**THE TASK**
State how many lines contain the string "title", and write nothing else.

**MATERIAL SUPPLIED**
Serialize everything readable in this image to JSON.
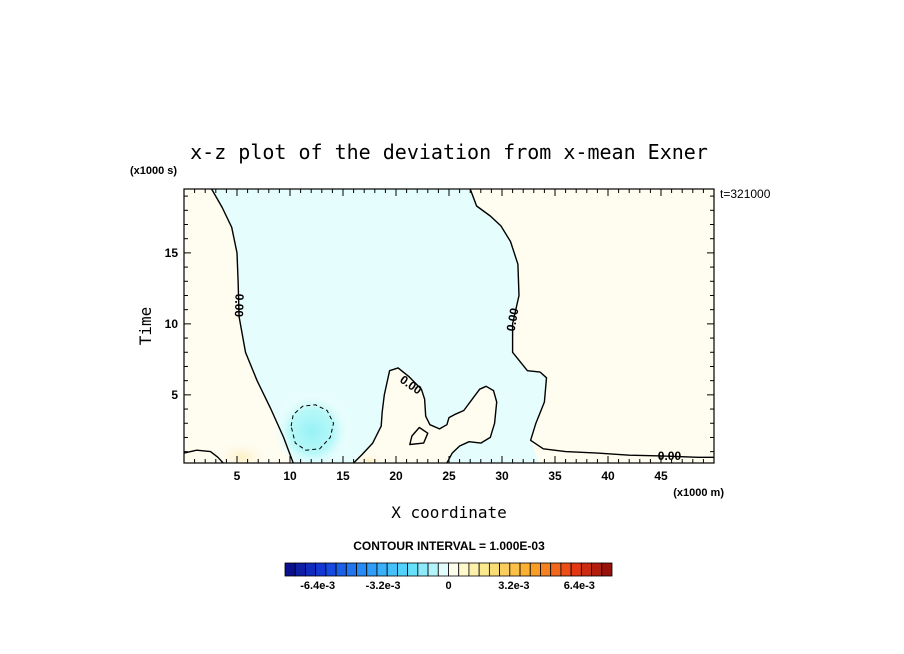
{
  "chart_data": {
    "type": "heatmap",
    "title": "x-z plot of the deviation from x-mean Exner",
    "xlabel": "X coordinate",
    "ylabel": "Time",
    "x_unit_note": "(x1000 m)",
    "y_unit_note": "(x1000 s)",
    "time_stamp": "t=321000",
    "xlim": [
      0,
      50
    ],
    "ylim": [
      0.2,
      19.5
    ],
    "x_ticks": [
      5,
      10,
      15,
      20,
      25,
      30,
      35,
      40,
      45
    ],
    "y_ticks": [
      5,
      10,
      15
    ],
    "contour_interval_label": "CONTOUR INTERVAL = 1.000E-03",
    "contour_labels": [
      {
        "text": "0.00",
        "x": 5.2,
        "y": 11.3,
        "angle": 92
      },
      {
        "text": "0.00",
        "x": 31.0,
        "y": 10.3,
        "angle": -80
      },
      {
        "text": "0.00",
        "x": 21.4,
        "y": 5.7,
        "angle": 35
      },
      {
        "text": "0.00",
        "x": 45.8,
        "y": 0.7,
        "angle": 0
      }
    ],
    "zero_contours": [
      [
        [
          2.6,
          19.5
        ],
        [
          3.6,
          18.2
        ],
        [
          4.5,
          16.8
        ],
        [
          5.0,
          15.0
        ],
        [
          5.1,
          13.0
        ],
        [
          5.2,
          10.5
        ],
        [
          5.8,
          8.0
        ],
        [
          6.9,
          6.0
        ],
        [
          8.2,
          4.0
        ],
        [
          9.4,
          2.0
        ],
        [
          10.3,
          0.2
        ]
      ],
      [
        [
          0.0,
          0.9
        ],
        [
          1.2,
          1.1
        ],
        [
          2.5,
          1.0
        ],
        [
          3.2,
          0.6
        ],
        [
          3.7,
          0.2
        ]
      ],
      [
        [
          27.0,
          19.5
        ],
        [
          27.6,
          18.3
        ],
        [
          28.9,
          17.6
        ],
        [
          29.9,
          16.9
        ],
        [
          30.8,
          15.8
        ],
        [
          31.5,
          14.2
        ],
        [
          31.6,
          12.0
        ],
        [
          31.0,
          10.0
        ],
        [
          31.0,
          8.0
        ],
        [
          32.4,
          6.7
        ],
        [
          33.6,
          6.6
        ],
        [
          34.2,
          6.2
        ],
        [
          34.0,
          4.5
        ],
        [
          33.2,
          3.0
        ],
        [
          32.7,
          1.8
        ],
        [
          33.9,
          1.2
        ],
        [
          36.0,
          1.0
        ],
        [
          39.0,
          0.9
        ],
        [
          42.0,
          0.75
        ],
        [
          45.0,
          0.7
        ],
        [
          48.5,
          0.6
        ],
        [
          50.0,
          0.6
        ]
      ],
      [
        [
          16.0,
          0.2
        ],
        [
          16.8,
          0.8
        ],
        [
          17.8,
          1.6
        ],
        [
          18.6,
          2.8
        ],
        [
          18.7,
          3.8
        ],
        [
          18.9,
          5.0
        ],
        [
          19.4,
          6.7
        ],
        [
          20.2,
          6.9
        ],
        [
          21.2,
          6.3
        ],
        [
          22.4,
          5.4
        ],
        [
          22.7,
          4.7
        ],
        [
          22.8,
          3.5
        ],
        [
          23.2,
          2.9
        ],
        [
          24.1,
          2.6
        ],
        [
          24.8,
          2.9
        ],
        [
          25.0,
          3.4
        ],
        [
          25.5,
          3.6
        ],
        [
          26.4,
          3.9
        ],
        [
          27.2,
          4.7
        ],
        [
          27.9,
          5.4
        ],
        [
          28.5,
          5.6
        ],
        [
          29.2,
          5.3
        ],
        [
          29.5,
          4.5
        ],
        [
          29.3,
          3.0
        ],
        [
          28.9,
          2.0
        ],
        [
          28.0,
          1.6
        ],
        [
          26.9,
          1.7
        ],
        [
          26.0,
          1.4
        ],
        [
          25.3,
          0.9
        ],
        [
          24.8,
          0.2
        ]
      ],
      [
        [
          21.3,
          1.5
        ],
        [
          21.5,
          2.1
        ],
        [
          22.2,
          2.7
        ],
        [
          23.0,
          2.3
        ],
        [
          22.6,
          1.6
        ],
        [
          21.3,
          1.5
        ]
      ]
    ],
    "negative_contours": [
      [
        [
          10.1,
          2.8
        ],
        [
          10.3,
          3.6
        ],
        [
          11.2,
          4.2
        ],
        [
          12.4,
          4.3
        ],
        [
          13.5,
          3.9
        ],
        [
          14.1,
          3.0
        ],
        [
          13.8,
          2.0
        ],
        [
          12.8,
          1.2
        ],
        [
          11.5,
          1.1
        ],
        [
          10.5,
          1.6
        ],
        [
          10.1,
          2.8
        ]
      ]
    ],
    "colorbar": {
      "min": -0.008,
      "max": 0.008,
      "levels": 32,
      "tick_labels": [
        "-6.4e-3",
        "-3.2e-3",
        "0",
        "3.2e-3",
        "6.4e-3"
      ],
      "tick_values": [
        -0.0064,
        -0.0032,
        0,
        0.0032,
        0.0064
      ]
    },
    "colors": {
      "negative_shade": "#e6fdfd",
      "negative_mid": "#b8f8f8",
      "negative_core": "#98f2f6",
      "positive_shade": "#fefdf0",
      "positive_mid": "#fdf6d8",
      "positive_core": "#fcf0c4"
    }
  }
}
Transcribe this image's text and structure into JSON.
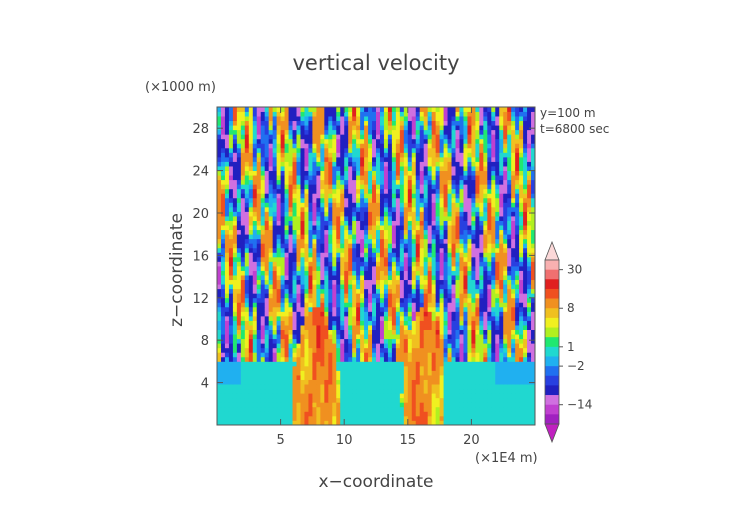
{
  "chart_data": {
    "type": "heatmap",
    "title": "vertical velocity",
    "xlabel": "x−coordinate",
    "ylabel": "z−coordinate",
    "x_unit": "(×1E4 m)",
    "y_unit": "(×1000 m)",
    "annotations": [
      "y=100  m",
      "t=6800 sec"
    ],
    "xlim": [
      0,
      25
    ],
    "ylim": [
      0,
      30
    ],
    "x_ticks": [
      5,
      10,
      15,
      20
    ],
    "y_ticks": [
      4,
      8,
      12,
      16,
      20,
      24,
      28
    ],
    "colorbar": {
      "position": "right",
      "labels": [
        {
          "text": "30",
          "value": 30
        },
        {
          "text": "8",
          "value": 8
        },
        {
          "text": "1",
          "value": 1
        },
        {
          "text": "−2",
          "value": -2
        },
        {
          "text": "−14",
          "value": -14
        }
      ],
      "levels": [
        -30,
        -20,
        -14,
        -10,
        -6,
        -4,
        -2,
        -1,
        1,
        2,
        4,
        6,
        8,
        12,
        16,
        20,
        30
      ],
      "colors": [
        "#a020c0",
        "#c040d0",
        "#d070e0",
        "#2020c0",
        "#2840e0",
        "#2070f0",
        "#20b0f0",
        "#20d8d0",
        "#20e870",
        "#b0f020",
        "#f0f020",
        "#f0c020",
        "#f09020",
        "#f05020",
        "#e02020",
        "#f07070",
        "#f8b0b0"
      ]
    }
  }
}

**RESPONSE FOR THIS EXERCISE**
2